Rewrite the lines below as a numbered list, leaving out any blank lines.

Layout annotation data
+ + + + + + +

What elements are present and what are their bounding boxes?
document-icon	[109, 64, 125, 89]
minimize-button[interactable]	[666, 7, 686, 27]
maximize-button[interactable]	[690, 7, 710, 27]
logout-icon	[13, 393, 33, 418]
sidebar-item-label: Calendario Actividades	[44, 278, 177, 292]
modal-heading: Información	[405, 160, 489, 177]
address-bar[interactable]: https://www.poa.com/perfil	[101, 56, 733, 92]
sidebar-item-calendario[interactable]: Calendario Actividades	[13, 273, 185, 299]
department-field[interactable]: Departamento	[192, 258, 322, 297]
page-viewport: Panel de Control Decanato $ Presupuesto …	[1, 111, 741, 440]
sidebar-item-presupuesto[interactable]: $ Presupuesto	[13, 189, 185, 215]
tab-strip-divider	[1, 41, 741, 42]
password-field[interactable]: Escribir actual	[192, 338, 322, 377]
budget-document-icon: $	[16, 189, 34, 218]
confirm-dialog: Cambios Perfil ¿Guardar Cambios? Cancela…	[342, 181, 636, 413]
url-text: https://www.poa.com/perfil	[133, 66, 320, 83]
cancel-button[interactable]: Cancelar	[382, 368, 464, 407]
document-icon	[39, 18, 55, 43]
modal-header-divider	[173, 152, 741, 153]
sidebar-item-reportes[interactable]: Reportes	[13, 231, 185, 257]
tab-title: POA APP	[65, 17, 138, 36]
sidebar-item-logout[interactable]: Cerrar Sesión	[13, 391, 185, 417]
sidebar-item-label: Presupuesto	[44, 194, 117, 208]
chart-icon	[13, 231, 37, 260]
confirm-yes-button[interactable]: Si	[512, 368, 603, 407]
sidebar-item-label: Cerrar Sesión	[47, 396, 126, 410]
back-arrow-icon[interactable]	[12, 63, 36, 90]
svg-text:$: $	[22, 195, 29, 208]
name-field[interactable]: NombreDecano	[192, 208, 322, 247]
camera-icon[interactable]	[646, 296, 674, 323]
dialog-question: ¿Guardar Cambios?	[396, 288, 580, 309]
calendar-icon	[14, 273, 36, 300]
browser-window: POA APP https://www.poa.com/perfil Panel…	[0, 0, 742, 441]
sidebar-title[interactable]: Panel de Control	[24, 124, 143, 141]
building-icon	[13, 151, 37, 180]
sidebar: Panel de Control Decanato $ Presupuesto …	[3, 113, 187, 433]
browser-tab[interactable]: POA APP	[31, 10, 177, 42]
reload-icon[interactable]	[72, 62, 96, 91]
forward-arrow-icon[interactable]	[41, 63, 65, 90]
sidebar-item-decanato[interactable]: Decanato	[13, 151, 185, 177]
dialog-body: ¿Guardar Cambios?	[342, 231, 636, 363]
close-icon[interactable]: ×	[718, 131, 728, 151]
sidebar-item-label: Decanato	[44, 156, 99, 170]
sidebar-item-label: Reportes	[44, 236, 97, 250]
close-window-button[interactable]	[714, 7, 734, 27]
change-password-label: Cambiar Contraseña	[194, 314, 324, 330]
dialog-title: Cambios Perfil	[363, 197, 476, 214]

+ + + + + + +

▸ Complete output
1. What elements are present and what are their bounding boxes?
2. document-icon	[109, 64, 125, 89]
3. minimize-button[interactable]	[666, 7, 686, 27]
4. maximize-button[interactable]	[690, 7, 710, 27]
5. logout-icon	[13, 393, 33, 418]
6. sidebar-item-label: Calendario Actividades	[44, 278, 177, 292]
7. modal-heading: Información	[405, 160, 489, 177]
8. address-bar[interactable]: https://www.poa.com/perfil	[101, 56, 733, 92]
9. sidebar-item-calendario[interactable]: Calendario Actividades	[13, 273, 185, 299]
10. department-field[interactable]: Departamento	[192, 258, 322, 297]
11. page-viewport: Panel de Control Decanato $ Presupuesto …	[1, 111, 741, 440]
12. sidebar-item-presupuesto[interactable]: $ Presupuesto	[13, 189, 185, 215]
13. tab-strip-divider	[1, 41, 741, 42]
14. password-field[interactable]: Escribir actual	[192, 338, 322, 377]
15. budget-document-icon: $	[16, 189, 34, 218]
16. confirm-dialog: Cambios Perfil ¿Guardar Cambios? Cancela…	[342, 181, 636, 413]
17. url-text: https://www.poa.com/perfil	[133, 66, 320, 83]
18. cancel-button[interactable]: Cancelar	[382, 368, 464, 407]
19. document-icon	[39, 18, 55, 43]
20. modal-header-divider	[173, 152, 741, 153]
21. sidebar-item-reportes[interactable]: Reportes	[13, 231, 185, 257]
22. tab-title: POA APP	[65, 17, 138, 36]
23. sidebar-item-logout[interactable]: Cerrar Sesión	[13, 391, 185, 417]
24. sidebar-item-label: Presupuesto	[44, 194, 117, 208]
25. chart-icon	[13, 231, 37, 260]
26. confirm-yes-button[interactable]: Si	[512, 368, 603, 407]
27. sidebar-item-label: Cerrar Sesión	[47, 396, 126, 410]
28. back-arrow-icon[interactable]	[12, 63, 36, 90]
29. svg-text:$: $	[22, 195, 29, 208]
30. name-field[interactable]: NombreDecano	[192, 208, 322, 247]
31. camera-icon[interactable]	[646, 296, 674, 323]
32. dialog-question: ¿Guardar Cambios?	[396, 288, 580, 309]
33. calendar-icon	[14, 273, 36, 300]
34. browser-window: POA APP https://www.poa.com/perfil Panel…	[0, 0, 742, 441]
35. sidebar-title[interactable]: Panel de Control	[24, 124, 143, 141]
36. building-icon	[13, 151, 37, 180]
37. sidebar: Panel de Control Decanato $ Presupuesto …	[3, 113, 187, 433]
38. browser-tab[interactable]: POA APP	[31, 10, 177, 42]
39. reload-icon[interactable]	[72, 62, 96, 91]
40. forward-arrow-icon[interactable]	[41, 63, 65, 90]
41. sidebar-item-decanato[interactable]: Decanato	[13, 151, 185, 177]
42. dialog-body: ¿Guardar Cambios?	[342, 231, 636, 363]
43. close-icon[interactable]: ×	[718, 131, 728, 151]
44. sidebar-item-label: Decanato	[44, 156, 99, 170]
45. sidebar-item-label: Reportes	[44, 236, 97, 250]
46. close-window-button[interactable]	[714, 7, 734, 27]
47. change-password-label: Cambiar Contraseña	[194, 314, 324, 330]
48. dialog-title: Cambios Perfil	[363, 197, 476, 214]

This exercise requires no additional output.